# Problem statement
In the records below, work out how many lines hold the word "center". Report the number alone.
** Start of Material shown **
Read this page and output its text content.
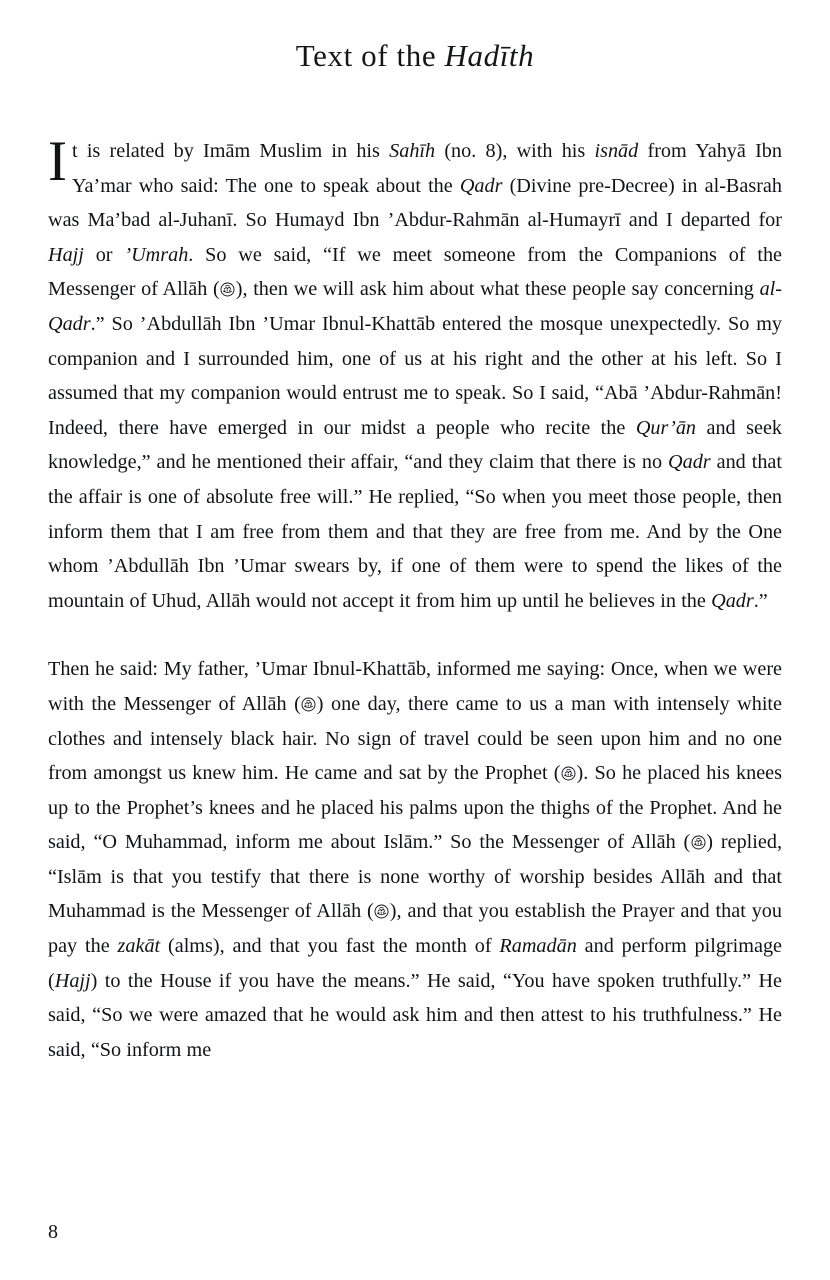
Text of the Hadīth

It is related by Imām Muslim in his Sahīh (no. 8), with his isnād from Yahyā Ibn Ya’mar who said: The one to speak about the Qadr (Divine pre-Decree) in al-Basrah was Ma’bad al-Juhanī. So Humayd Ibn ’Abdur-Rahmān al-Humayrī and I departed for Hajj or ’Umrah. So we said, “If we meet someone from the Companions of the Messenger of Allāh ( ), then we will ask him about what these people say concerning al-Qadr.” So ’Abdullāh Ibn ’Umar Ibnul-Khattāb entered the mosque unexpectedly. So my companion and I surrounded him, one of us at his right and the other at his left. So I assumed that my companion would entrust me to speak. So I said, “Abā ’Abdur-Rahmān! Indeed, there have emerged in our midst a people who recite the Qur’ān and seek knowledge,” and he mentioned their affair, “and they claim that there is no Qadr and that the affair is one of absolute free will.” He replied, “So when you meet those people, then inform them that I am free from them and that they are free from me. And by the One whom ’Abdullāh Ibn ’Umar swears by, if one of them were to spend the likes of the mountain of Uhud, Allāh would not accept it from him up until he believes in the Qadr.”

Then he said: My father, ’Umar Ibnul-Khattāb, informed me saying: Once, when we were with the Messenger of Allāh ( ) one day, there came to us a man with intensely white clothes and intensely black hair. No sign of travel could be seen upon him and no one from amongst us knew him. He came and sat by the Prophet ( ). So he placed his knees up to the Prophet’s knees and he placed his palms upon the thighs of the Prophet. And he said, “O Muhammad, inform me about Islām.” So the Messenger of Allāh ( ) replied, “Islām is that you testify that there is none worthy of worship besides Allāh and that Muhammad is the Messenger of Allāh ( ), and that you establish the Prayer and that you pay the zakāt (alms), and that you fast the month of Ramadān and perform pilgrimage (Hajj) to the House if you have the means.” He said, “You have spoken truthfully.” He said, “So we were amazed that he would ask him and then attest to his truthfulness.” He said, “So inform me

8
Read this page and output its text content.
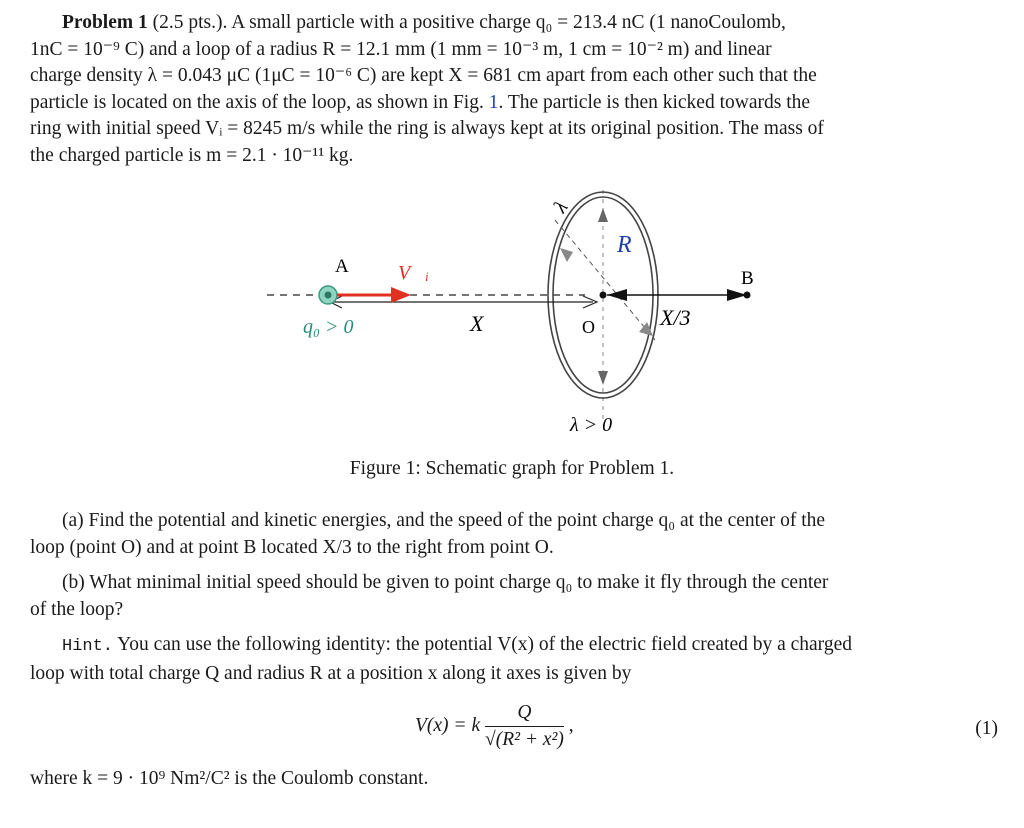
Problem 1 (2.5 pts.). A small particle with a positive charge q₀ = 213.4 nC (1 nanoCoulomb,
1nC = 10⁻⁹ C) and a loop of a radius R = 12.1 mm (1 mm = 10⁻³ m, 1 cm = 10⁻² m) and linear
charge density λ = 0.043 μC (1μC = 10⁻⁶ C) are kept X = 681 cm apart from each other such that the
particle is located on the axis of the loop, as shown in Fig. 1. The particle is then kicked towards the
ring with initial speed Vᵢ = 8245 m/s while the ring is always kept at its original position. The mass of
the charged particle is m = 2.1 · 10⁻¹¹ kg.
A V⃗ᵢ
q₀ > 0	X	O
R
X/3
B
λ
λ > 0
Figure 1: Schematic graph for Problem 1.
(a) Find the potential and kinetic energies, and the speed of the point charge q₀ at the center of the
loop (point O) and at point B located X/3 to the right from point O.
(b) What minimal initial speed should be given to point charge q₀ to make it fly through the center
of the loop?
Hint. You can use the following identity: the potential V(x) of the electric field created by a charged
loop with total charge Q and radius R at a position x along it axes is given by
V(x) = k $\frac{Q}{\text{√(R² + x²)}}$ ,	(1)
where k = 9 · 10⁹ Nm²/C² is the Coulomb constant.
** End of Material shown **
# Solution to this problem
2